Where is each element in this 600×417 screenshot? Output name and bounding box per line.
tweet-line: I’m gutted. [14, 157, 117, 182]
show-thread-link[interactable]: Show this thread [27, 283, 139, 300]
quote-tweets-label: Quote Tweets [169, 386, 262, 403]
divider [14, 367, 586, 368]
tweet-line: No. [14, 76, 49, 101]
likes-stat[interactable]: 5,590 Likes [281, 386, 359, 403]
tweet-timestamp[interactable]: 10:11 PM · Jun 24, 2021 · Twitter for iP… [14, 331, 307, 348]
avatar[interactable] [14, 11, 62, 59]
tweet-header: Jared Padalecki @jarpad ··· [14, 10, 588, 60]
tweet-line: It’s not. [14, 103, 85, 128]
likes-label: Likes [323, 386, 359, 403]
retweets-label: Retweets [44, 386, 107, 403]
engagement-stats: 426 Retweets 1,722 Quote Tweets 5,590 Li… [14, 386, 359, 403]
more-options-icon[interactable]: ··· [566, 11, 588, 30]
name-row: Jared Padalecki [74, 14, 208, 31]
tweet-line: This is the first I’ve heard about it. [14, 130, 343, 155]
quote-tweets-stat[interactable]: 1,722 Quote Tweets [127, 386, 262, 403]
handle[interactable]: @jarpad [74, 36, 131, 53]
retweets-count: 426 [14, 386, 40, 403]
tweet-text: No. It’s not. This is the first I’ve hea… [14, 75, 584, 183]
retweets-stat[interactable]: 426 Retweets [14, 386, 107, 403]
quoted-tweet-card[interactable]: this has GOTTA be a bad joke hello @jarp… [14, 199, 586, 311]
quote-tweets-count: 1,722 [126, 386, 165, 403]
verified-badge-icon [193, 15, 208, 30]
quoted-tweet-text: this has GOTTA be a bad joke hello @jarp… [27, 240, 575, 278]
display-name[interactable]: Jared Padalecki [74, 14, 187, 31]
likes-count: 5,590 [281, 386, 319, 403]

###

**Work to complete**
List every row above that contains the string "hello", treating uppercase and lowercase letters as distinct.

**Task solution**
quoted-tweet-card[interactable]: this has GOTTA be a bad joke hello @jarp… [14, 199, 586, 311]
quoted-tweet-text: this has GOTTA be a bad joke hello @jarp… [27, 240, 575, 278]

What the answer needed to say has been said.